• Tarefas e exercícios:
(a) No texto sobre a mineração em terras indígenas, qual artigo do Estatuto do Índio determina a exclusividade da garimpagem, faiscação e cata pelos povos indígenas?
(b) Transcreva, sem alterações, o trecho do texto sobre a mineração em terras indígenas iniciado nas palavras "Além de dispositivos" e encerrado após "em áreas indígenas.".

• Texto apresentado:
::::::::::
Juridicamente há referências sobre os direitos dos povos indígenas desde o Brasil colonial, entretanto, a garantia aos índios da preservação de sua organização social, língua e tradições de modo permanente, só ocorreu com a promulgação da Constituição Federal de 1988 . Em relação às terras ocupadas pelos índios, nossa Carta Magna garante aos indígenas o direito originário sobre as terras que tradicionalmente ocupam (art. 231, “caput”), assegurando-lhes a posse permanente sobre essas terras e o usufruto exclusivo sobre os recursos naturais nelas existentes (art. 231, § 2°). Já a exploração das riquezas do subsolo, a Constituição remete o assunto à autorização do Congresso Nacional, que ainda não se manifestou sobre a matéria, com a necessidade de se ouvirem as comunidades afetadas e assegurando a estas uma participação nos resultados da lavra, na forma da lei (art. 231, § 3°). A Constituição prevê ainda que os dispositivos sobre garimpo em seu texto não se aplicam às terras indígenas (art. 231, § 7°), não estando, portanto, permitida a atividade por terceiros nessas terras. Sobre o assunto, o Estatuto do Índio determina a exclusividade do exercício da garimpagem, faiscação e cata pelos povos indígenas (art. 44).
Além de dispositivos constitucionais, a problemática da atividade minerária em terras indígenas encontra respaldo jurídico em leis infraconstitucionais, como o Estatuto do Índio, o Código de Mineração, dentre outros. O arcabouço legal é amplo, mas pode-se dizer que ainda existe uma certa inadequação e muitas vezes ausência de dispositivos jurídicos para regular a questão de forma sustentável. Visando suprir algumas dessas deficiências e tentando adaptar a legislação às necessidades atuais, tramitam hoje no Congresso Nacional projetos de lei para a criação de um novo Estatuto do Índio, como o PL Nº 2.057/91 e projetos, como o PL Nº 1.610/96, que dispõe com exclusividade sobre a exploração e o aproveitamento dos recursos minerais em áreas indígenas.
::::::::::
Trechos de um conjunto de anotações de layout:
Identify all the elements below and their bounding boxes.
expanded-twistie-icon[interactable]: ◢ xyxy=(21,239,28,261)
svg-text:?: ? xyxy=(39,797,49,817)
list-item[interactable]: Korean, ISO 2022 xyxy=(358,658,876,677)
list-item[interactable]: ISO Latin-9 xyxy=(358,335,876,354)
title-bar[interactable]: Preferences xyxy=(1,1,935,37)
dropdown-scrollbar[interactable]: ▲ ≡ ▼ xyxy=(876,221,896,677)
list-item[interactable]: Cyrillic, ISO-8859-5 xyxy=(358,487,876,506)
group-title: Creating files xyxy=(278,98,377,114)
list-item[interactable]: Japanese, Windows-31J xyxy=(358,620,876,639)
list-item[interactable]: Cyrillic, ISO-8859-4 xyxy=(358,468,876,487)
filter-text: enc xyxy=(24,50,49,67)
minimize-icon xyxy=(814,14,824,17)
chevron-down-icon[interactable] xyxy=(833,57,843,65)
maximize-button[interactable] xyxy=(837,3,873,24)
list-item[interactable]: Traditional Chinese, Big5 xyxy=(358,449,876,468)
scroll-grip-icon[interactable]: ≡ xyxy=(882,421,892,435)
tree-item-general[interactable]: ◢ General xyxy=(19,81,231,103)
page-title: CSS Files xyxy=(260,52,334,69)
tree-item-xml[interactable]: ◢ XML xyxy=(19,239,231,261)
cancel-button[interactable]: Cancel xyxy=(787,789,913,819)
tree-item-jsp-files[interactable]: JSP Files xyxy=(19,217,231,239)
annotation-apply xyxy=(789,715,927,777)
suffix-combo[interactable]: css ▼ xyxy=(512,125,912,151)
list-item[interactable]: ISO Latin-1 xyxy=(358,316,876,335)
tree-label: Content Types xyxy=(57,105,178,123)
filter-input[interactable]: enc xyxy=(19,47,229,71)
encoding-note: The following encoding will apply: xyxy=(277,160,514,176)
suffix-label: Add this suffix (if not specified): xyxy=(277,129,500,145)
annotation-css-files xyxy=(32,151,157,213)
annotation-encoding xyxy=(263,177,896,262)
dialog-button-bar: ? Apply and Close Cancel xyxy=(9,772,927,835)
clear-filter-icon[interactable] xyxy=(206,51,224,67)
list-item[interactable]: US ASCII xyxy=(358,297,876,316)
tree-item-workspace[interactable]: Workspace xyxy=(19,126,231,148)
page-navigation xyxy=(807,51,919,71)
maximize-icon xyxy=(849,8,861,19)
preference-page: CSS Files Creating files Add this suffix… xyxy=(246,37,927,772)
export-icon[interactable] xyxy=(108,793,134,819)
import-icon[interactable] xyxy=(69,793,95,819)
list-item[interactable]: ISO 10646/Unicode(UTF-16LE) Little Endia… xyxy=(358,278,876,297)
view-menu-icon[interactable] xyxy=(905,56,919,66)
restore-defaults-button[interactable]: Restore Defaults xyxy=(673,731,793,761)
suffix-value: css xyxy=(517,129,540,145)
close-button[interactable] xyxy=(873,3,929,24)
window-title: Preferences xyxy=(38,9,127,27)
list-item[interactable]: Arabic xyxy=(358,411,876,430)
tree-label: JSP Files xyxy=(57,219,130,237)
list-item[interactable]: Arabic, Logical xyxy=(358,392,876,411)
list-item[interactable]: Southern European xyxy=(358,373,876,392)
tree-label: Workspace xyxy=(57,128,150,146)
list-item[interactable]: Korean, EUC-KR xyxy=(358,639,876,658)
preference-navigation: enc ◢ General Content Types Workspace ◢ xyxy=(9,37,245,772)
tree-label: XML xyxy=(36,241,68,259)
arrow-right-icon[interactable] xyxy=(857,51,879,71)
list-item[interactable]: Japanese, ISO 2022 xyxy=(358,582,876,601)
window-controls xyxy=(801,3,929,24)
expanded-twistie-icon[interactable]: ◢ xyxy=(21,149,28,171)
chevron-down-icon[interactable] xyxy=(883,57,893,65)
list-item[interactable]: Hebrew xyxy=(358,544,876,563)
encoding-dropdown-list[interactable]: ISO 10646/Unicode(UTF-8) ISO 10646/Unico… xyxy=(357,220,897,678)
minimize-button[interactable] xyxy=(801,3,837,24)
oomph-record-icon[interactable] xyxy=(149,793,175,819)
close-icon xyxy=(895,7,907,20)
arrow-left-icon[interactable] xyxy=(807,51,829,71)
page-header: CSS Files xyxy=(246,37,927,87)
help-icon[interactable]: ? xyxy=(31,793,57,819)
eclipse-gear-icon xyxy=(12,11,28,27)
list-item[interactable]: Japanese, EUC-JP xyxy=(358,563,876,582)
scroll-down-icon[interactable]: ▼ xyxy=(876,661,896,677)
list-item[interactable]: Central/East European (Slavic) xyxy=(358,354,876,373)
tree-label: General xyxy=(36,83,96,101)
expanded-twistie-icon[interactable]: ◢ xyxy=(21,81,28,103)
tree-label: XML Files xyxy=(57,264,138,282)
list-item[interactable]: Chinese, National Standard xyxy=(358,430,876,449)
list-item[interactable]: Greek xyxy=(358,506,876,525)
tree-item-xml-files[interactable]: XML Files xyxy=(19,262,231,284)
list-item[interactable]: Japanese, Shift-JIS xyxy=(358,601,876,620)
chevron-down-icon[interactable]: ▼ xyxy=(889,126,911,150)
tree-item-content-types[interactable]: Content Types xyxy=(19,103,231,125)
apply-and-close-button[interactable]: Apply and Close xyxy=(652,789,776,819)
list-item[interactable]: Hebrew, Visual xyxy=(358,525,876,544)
::::::::::
• Respostas corretas:
(a) O artigo 44.

(b)
Além de dispositivos constitucionais, a problemática da atividade minerária em terras indígenas encontra respaldo jurídico em leis infraconstitucionais, como o Estatuto do Índio, o Código de Mineração, dentre outros. O arcabouço legal é amplo, mas pode-se dizer que ainda existe uma certa inadequação e muitas vezes ausência de dispositivos jurídicos para regular a questão de forma sustentável. Visando suprir algumas dessas deficiências e tentando adaptar a legislação às necessidades atuais, tramitam hoje no Congresso Nacional projetos de lei para a criação de um novo Estatuto do Índio, como o PL Nº 2.057/91 e projetos, como o PL Nº 1.610/96, que dispõe com exclusividade sobre a exploração e o aproveitamento dos recursos minerais em áreas indígenas.